--- THE RECORDS ---
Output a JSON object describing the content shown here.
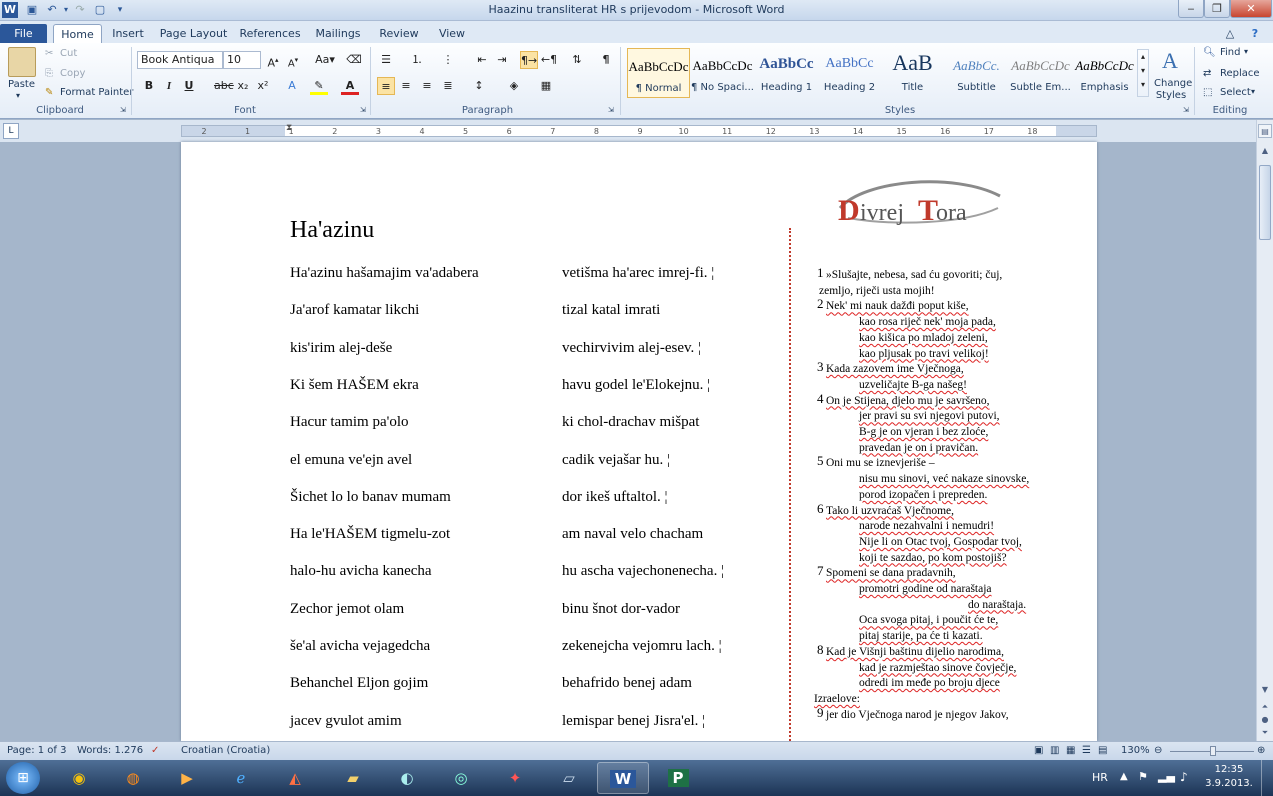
{
  "window": {
    "title": "Haazinu transliterat HR s prijevodom - Microsoft Word"
  },
  "tabs": [
    "File",
    "Home",
    "Insert",
    "Page Layout",
    "References",
    "Mailings",
    "Review",
    "View"
  ],
  "ribbon": {
    "clipboard": {
      "paste": "Paste",
      "cut": "Cut",
      "copy": "Copy",
      "format_painter": "Format Painter",
      "label": "Clipboard"
    },
    "font": {
      "name": "Book Antiqua",
      "size": "10",
      "label": "Font"
    },
    "paragraph": {
      "label": "Paragraph"
    },
    "styles": {
      "items": [
        {
          "sample": "AaBbCcDc",
          "name": "¶ Normal"
        },
        {
          "sample": "AaBbCcDc",
          "name": "¶ No Spaci..."
        },
        {
          "sample": "AaBbCc",
          "name": "Heading 1"
        },
        {
          "sample": "AaBbCc",
          "name": "Heading 2"
        },
        {
          "sample": "AaB",
          "name": "Title"
        },
        {
          "sample": "AaBbCc.",
          "name": "Subtitle"
        },
        {
          "sample": "AaBbCcDc",
          "name": "Subtle Em..."
        },
        {
          "sample": "AaBbCcDc",
          "name": "Emphasis"
        }
      ],
      "change_styles": "Change Styles",
      "label": "Styles"
    },
    "editing": {
      "find": "Find",
      "replace": "Replace",
      "select": "Select",
      "label": "Editing"
    }
  },
  "ruler_ticks": [
    "2",
    "1",
    "1",
    "2",
    "3",
    "4",
    "5",
    "6",
    "7",
    "8",
    "9",
    "10",
    "11",
    "12",
    "13",
    "14",
    "15",
    "16",
    "17",
    "18"
  ],
  "document": {
    "logo_text": "DivrejTora",
    "heading": "Ha'azinu",
    "lines": [
      [
        "Ha'azinu hašamajim va'adabera",
        "vetišma ha'arec imrej-fi. ¦"
      ],
      [
        "Ja'arof kamatar likchi",
        "tizal katal imrati"
      ],
      [
        "kis'irim alej-deše",
        "vechirvivim alej-esev. ¦"
      ],
      [
        "Ki šem HAŠEM ekra",
        "havu godel le'Elokejnu. ¦"
      ],
      [
        "Hacur tamim pa'olo",
        "ki chol-drachav mišpat"
      ],
      [
        "el emuna ve'ejn avel",
        "cadik vejašar hu. ¦"
      ],
      [
        "Šichet lo lo banav mumam",
        "dor ikeš uftaltol. ¦"
      ],
      [
        "Ha le'HAŠEM tigmelu-zot",
        "am naval velo chacham"
      ],
      [
        "halo-hu avicha kanecha",
        "hu ascha vajechonenecha. ¦"
      ],
      [
        "Zechor jemot olam",
        "binu šnot dor-vador"
      ],
      [
        "še'al avicha vejagedcha",
        "zekenejcha vejomru lach. ¦"
      ],
      [
        "Behanchel Eljon gojim",
        "behafrido benej adam"
      ],
      [
        "jacev gvulot amim",
        "lemispar benej Jisra'el. ¦"
      ]
    ],
    "translation": [
      {
        "num": "1",
        "text": "»Slušajte, nebesa, sad ću govoriti; čuj,"
      },
      {
        "num": "",
        "text": "zemljo, riječi usta mojih!"
      },
      {
        "num": "2",
        "text": "Nek' mi nauk dažđi poput kiše,"
      },
      {
        "num": "",
        "text": "kao rosa riječ nek' moja pada,"
      },
      {
        "num": "",
        "text": "kao kišica po mladoj zeleni,"
      },
      {
        "num": "",
        "text": "kao pljusak po travi velikoj!"
      },
      {
        "num": "3",
        "text": "Kada zazovem ime Vječnoga,"
      },
      {
        "num": "",
        "text": "uzveličajte B-ga našeg!"
      },
      {
        "num": "4",
        "text": "On je Stijena, djelo mu je savršeno,"
      },
      {
        "num": "",
        "text": "jer pravi su svi njegovi putovi,"
      },
      {
        "num": "",
        "text": "B-g je on vjeran i bez zloće,"
      },
      {
        "num": "",
        "text": "pravedan je on i pravičan."
      },
      {
        "num": "5",
        "text": "Oni mu se iznevjeriše –"
      },
      {
        "num": "",
        "text": "nisu mu sinovi, već nakaze sinovske,"
      },
      {
        "num": "",
        "text": "porod izopačen i prepreden."
      },
      {
        "num": "6",
        "text": "Tako li uzvraćaš Vječnome,"
      },
      {
        "num": "",
        "text": "narode nezahvalni i nemudri!"
      },
      {
        "num": "",
        "text": "Nije li on Otac tvoj, Gospodar tvoj,"
      },
      {
        "num": "",
        "text": "koji te sazdao, po kom postojiš?"
      },
      {
        "num": "7",
        "text": "Spomeni se dana pradavnih,"
      },
      {
        "num": "",
        "text": "promotri godine od naraštaja"
      },
      {
        "num": "",
        "text": "do naraštaja."
      },
      {
        "num": "",
        "text": "Oca svoga pitaj, i poučit će te,"
      },
      {
        "num": "",
        "text": "pitaj starije, pa će ti kazati."
      },
      {
        "num": "8",
        "text": "Kad je Višnji baštinu dijelio narodima,"
      },
      {
        "num": "",
        "text": "kad je razmještao sinove čovječje,"
      },
      {
        "num": "",
        "text": "odredi im međe po broju djece"
      },
      {
        "num": "",
        "text": "Izraelove:"
      },
      {
        "num": "9",
        "text": "jer dio Vječnoga narod je njegov Jakov,"
      }
    ]
  },
  "status": {
    "page": "Page: 1 of 3",
    "words": "Words: 1.276",
    "language": "Croatian (Croatia)",
    "zoom": "130%"
  },
  "taskbar": {
    "lang": "HR",
    "time": "12:35",
    "date": "3.9.2013."
  },
  "colors": {
    "ribbon_blue": "#2b579a",
    "spell_red": "#dd2222",
    "divider_red": "#c0392b"
  }
}
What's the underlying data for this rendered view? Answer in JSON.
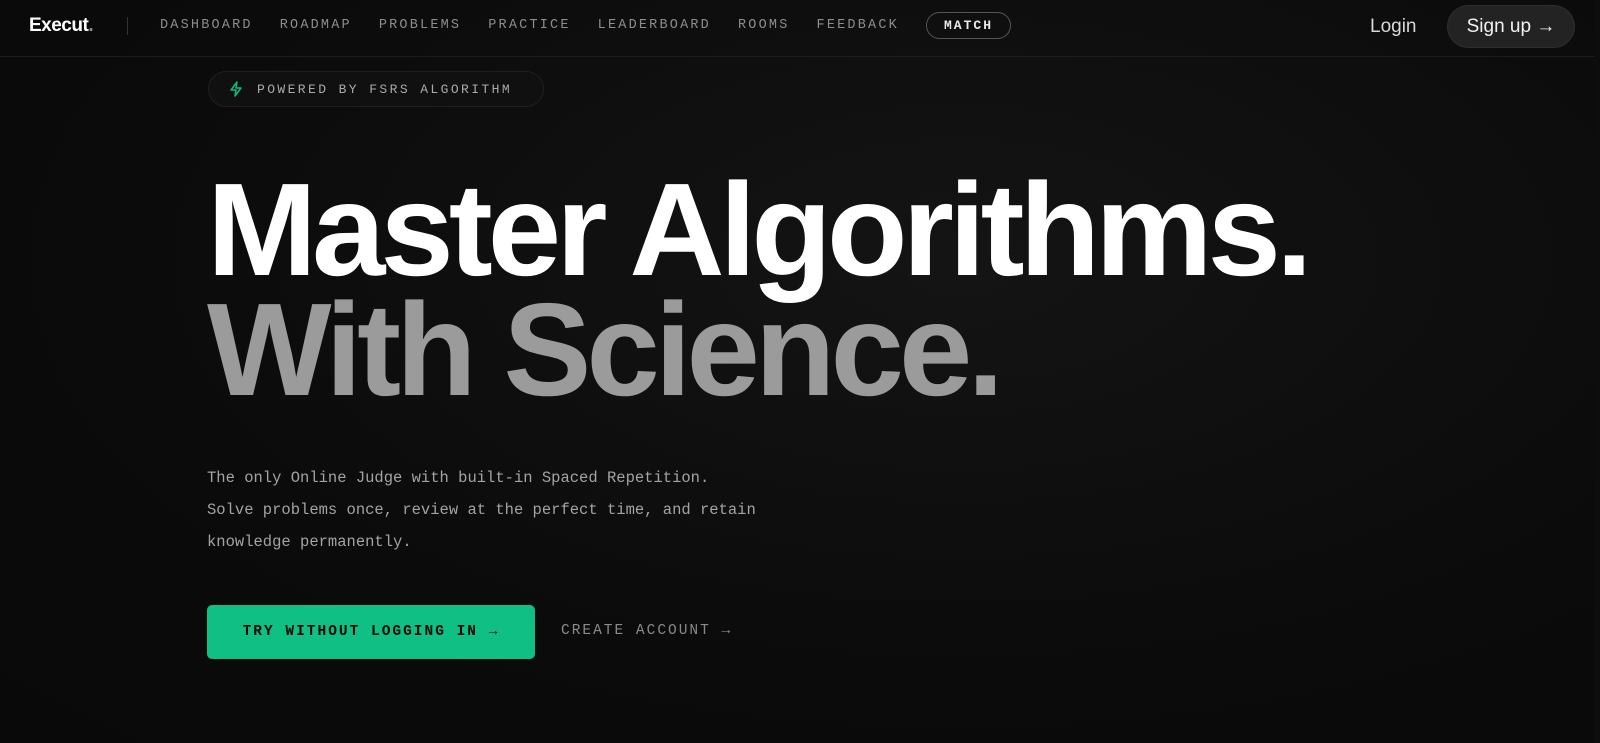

--- WHAT THE EXERCISE ASKS ---
Output the records above exactly; leave out the pictures.

--- ANSWER TO THE EXERCISE ---
Output a JSON object describing the content shown here.
{
  "window": {
    "title": "Haazinu transliterat HR s prijevodom - Microsoft Word"
  },
  "tabs": [
    "File",
    "Home",
    "Insert",
    "Page Layout",
    "References",
    "Mailings",
    "Review",
    "View"
  ],
  "ribbon": {
    "clipboard": {
      "paste": "Paste",
      "cut": "Cut",
      "copy": "Copy",
      "format_painter": "Format Painter",
      "label": "Clipboard"
    },
    "font": {
      "name": "Book Antiqua",
      "size": "10",
      "label": "Font"
    },
    "paragraph": {
      "label": "Paragraph"
    },
    "styles": {
      "items": [
        {
          "sample": "AaBbCcDc",
          "name": "¶ Normal"
        },
        {
          "sample": "AaBbCcDc",
          "name": "¶ No Spaci..."
        },
        {
          "sample": "AaBbCc",
          "name": "Heading 1"
        },
        {
          "sample": "AaBbCc",
          "name": "Heading 2"
        },
        {
          "sample": "AaB",
          "name": "Title"
        },
        {
          "sample": "AaBbCc.",
          "name": "Subtitle"
        },
        {
          "sample": "AaBbCcDc",
          "name": "Subtle Em..."
        },
        {
          "sample": "AaBbCcDc",
          "name": "Emphasis"
        }
      ],
      "change_styles": "Change Styles",
      "label": "Styles"
    },
    "editing": {
      "find": "Find",
      "replace": "Replace",
      "select": "Select",
      "label": "Editing"
    }
  },
  "ruler_ticks": [
    "2",
    "1",
    "1",
    "2",
    "3",
    "4",
    "5",
    "6",
    "7",
    "8",
    "9",
    "10",
    "11",
    "12",
    "13",
    "14",
    "15",
    "16",
    "17",
    "18"
  ],
  "document": {
    "logo_text": "DivrejTora",
    "heading": "Ha'azinu",
    "lines": [
      [
        "Ha'azinu hašamajim va'adabera",
        "vetišma ha'arec imrej-fi. ¦"
      ],
      [
        "Ja'arof kamatar likchi",
        "tizal katal imrati"
      ],
      [
        "kis'irim alej-deše",
        "vechirvivim alej-esev. ¦"
      ],
      [
        "Ki šem HAŠEM ekra",
        "havu godel le'Elokejnu. ¦"
      ],
      [
        "Hacur tamim pa'olo",
        "ki chol-drachav mišpat"
      ],
      [
        "el emuna ve'ejn avel",
        "cadik vejašar hu. ¦"
      ],
      [
        "Šichet lo lo banav mumam",
        "dor ikeš uftaltol. ¦"
      ],
      [
        "Ha le'HAŠEM tigmelu-zot",
        "am naval velo chacham"
      ],
      [
        "halo-hu avicha kanecha",
        "hu ascha vajechonenecha. ¦"
      ],
      [
        "Zechor jemot olam",
        "binu šnot dor-vador"
      ],
      [
        "še'al avicha vejagedcha",
        "zekenejcha vejomru lach. ¦"
      ],
      [
        "Behanchel Eljon gojim",
        "behafrido benej adam"
      ],
      [
        "jacev gvulot amim",
        "lemispar benej Jisra'el. ¦"
      ]
    ],
    "translation": [
      {
        "num": "1",
        "text": "»Slušajte, nebesa, sad ću govoriti; čuj,"
      },
      {
        "num": "",
        "text": "zemljo, riječi usta mojih!"
      },
      {
        "num": "2",
        "text": "Nek' mi nauk dažđi poput kiše,"
      },
      {
        "num": "",
        "text": "kao rosa riječ nek' moja pada,"
      },
      {
        "num": "",
        "text": "kao kišica po mladoj zeleni,"
      },
      {
        "num": "",
        "text": "kao pljusak po travi velikoj!"
      },
      {
        "num": "3",
        "text": "Kada zazovem ime Vječnoga,"
      },
      {
        "num": "",
        "text": "uzveličajte B-ga našeg!"
      },
      {
        "num": "4",
        "text": "On je Stijena, djelo mu je savršeno,"
      },
      {
        "num": "",
        "text": "jer pravi su svi njegovi putovi,"
      },
      {
        "num": "",
        "text": "B-g je on vjeran i bez zloće,"
      },
      {
        "num": "",
        "text": "pravedan je on i pravičan."
      },
      {
        "num": "5",
        "text": "Oni mu se iznevjeriše –"
      },
      {
        "num": "",
        "text": "nisu mu sinovi, već nakaze sinovske,"
      },
      {
        "num": "",
        "text": "porod izopačen i prepreden."
      },
      {
        "num": "6",
        "text": "Tako li uzvraćaš Vječnome,"
      },
      {
        "num": "",
        "text": "narode nezahvalni i nemudri!"
      },
      {
        "num": "",
        "text": "Nije li on Otac tvoj, Gospodar tvoj,"
      },
      {
        "num": "",
        "text": "koji te sazdao, po kom postojiš?"
      },
      {
        "num": "7",
        "text": "Spomeni se dana pradavnih,"
      },
      {
        "num": "",
        "text": "promotri godine od naraštaja"
      },
      {
        "num": "",
        "text": "do naraštaja."
      },
      {
        "num": "",
        "text": "Oca svoga pitaj, i poučit će te,"
      },
      {
        "num": "",
        "text": "pitaj starije, pa će ti kazati."
      },
      {
        "num": "8",
        "text": "Kad je Višnji baštinu dijelio narodima,"
      },
      {
        "num": "",
        "text": "kad je razmještao sinove čovječje,"
      },
      {
        "num": "",
        "text": "odredi im međe po broju djece"
      },
      {
        "num": "",
        "text": "Izraelove:"
      },
      {
        "num": "9",
        "text": "jer dio Vječnoga narod je njegov Jakov,"
      }
    ]
  },
  "status": {
    "page": "Page: 1 of 3",
    "words": "Words: 1.276",
    "language": "Croatian (Croatia)",
    "zoom": "130%"
  },
  "taskbar": {
    "lang": "HR",
    "time": "12:35",
    "date": "3.9.2013."
  },
  "colors": {
    "ribbon_blue": "#2b579a",
    "spell_red": "#dd2222",
    "divider_red": "#c0392b"
  }
}
What's the underlying data for this rendered view? Answer in JSON.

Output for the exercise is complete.